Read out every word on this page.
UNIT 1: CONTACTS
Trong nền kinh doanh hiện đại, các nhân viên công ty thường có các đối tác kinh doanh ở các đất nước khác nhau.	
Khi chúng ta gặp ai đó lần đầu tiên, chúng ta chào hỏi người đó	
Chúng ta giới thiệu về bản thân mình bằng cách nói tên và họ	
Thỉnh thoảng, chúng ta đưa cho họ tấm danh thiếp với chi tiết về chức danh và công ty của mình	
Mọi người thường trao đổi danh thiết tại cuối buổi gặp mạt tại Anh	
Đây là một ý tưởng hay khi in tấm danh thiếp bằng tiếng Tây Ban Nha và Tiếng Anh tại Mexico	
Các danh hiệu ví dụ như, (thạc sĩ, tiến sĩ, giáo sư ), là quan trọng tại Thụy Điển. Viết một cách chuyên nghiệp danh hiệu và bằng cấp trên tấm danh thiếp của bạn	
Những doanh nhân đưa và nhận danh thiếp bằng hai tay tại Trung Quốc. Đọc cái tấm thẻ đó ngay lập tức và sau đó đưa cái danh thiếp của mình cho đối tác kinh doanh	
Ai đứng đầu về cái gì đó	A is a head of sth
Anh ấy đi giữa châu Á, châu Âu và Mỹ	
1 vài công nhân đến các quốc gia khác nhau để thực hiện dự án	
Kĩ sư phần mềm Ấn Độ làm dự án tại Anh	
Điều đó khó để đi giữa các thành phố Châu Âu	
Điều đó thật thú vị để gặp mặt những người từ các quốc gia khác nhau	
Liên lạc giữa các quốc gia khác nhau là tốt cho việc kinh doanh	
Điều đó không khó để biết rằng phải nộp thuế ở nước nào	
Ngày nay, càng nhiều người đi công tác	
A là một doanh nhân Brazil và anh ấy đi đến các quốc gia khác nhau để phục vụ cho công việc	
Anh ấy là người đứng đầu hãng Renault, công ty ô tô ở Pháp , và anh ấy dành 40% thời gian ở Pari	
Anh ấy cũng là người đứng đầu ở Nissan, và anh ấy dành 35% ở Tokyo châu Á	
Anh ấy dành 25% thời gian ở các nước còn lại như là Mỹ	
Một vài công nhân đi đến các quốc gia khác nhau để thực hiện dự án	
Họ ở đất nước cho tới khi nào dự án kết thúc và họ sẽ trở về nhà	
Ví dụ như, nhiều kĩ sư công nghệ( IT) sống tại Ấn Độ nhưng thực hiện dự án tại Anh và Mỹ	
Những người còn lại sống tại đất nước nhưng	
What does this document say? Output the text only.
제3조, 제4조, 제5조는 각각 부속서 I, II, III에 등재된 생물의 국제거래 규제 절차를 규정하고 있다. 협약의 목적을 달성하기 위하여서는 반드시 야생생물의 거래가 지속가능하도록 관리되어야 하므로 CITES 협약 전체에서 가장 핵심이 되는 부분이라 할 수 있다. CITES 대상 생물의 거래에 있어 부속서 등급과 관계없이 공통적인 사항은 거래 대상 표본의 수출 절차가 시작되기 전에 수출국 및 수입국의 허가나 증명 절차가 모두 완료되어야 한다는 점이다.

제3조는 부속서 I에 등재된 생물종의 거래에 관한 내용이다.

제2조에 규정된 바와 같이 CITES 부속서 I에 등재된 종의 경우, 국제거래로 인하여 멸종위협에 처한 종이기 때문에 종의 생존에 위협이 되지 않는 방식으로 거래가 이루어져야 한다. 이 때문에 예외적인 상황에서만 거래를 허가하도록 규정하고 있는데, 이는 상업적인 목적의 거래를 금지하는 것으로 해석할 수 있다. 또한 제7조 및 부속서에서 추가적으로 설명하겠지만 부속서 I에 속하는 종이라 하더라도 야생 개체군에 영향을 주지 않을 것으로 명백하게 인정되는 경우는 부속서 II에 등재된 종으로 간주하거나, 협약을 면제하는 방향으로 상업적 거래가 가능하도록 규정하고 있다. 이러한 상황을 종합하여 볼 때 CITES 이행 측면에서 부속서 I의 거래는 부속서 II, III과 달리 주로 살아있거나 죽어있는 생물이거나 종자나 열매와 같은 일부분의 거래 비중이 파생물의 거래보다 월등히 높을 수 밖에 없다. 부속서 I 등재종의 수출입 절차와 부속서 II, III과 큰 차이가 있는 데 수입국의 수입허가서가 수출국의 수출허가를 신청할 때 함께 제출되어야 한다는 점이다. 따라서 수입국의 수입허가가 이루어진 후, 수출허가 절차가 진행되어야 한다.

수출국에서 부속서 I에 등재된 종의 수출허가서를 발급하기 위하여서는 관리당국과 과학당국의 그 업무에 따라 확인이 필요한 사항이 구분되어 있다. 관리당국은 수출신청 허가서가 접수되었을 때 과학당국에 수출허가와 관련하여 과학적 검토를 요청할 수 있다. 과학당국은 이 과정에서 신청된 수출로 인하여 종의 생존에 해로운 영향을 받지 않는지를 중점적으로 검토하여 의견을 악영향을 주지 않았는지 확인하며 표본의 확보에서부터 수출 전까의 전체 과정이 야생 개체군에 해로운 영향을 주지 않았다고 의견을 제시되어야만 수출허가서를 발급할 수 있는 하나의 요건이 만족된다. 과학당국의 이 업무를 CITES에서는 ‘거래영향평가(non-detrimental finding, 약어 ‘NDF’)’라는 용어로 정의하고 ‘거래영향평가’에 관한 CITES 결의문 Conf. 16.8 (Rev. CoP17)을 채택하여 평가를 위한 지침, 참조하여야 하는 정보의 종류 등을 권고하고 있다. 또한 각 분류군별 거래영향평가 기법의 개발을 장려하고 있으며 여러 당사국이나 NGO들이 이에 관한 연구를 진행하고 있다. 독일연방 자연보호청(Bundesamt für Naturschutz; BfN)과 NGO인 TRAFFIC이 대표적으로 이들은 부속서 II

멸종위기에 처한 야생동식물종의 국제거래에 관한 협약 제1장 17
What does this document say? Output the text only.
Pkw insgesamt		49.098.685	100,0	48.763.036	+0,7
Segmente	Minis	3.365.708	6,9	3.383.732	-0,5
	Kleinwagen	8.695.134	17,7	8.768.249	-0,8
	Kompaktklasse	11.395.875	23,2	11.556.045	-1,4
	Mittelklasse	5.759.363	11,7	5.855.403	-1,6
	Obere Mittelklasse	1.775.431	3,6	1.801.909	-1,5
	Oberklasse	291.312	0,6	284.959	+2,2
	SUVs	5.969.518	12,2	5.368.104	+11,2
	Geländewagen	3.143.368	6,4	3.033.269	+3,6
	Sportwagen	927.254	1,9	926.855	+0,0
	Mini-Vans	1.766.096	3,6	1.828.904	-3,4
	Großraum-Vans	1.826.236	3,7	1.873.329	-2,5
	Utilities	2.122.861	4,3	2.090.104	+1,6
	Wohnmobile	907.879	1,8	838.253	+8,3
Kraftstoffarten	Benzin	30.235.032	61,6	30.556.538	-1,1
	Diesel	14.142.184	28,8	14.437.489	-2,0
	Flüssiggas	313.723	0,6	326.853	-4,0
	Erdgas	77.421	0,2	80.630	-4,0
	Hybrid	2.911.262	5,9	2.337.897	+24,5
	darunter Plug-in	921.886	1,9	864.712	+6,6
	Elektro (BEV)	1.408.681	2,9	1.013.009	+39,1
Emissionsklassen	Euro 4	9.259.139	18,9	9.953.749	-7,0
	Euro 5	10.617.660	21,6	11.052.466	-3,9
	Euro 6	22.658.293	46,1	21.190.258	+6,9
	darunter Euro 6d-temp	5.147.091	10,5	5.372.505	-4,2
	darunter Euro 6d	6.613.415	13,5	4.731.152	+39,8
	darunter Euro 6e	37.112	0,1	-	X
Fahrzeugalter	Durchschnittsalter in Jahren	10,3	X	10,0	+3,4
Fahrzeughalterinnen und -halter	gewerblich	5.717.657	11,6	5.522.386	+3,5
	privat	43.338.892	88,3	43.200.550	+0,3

++++++

● DIRECTIVE: Gather from the records above every line containing the string "Vans".

● WRITTEN SOLUTION:
	Mini-Vans	1.766.096	3,6	1.828.904	-3,4
	Großraum-Vans	1.826.236	3,7	1.873.329	-2,5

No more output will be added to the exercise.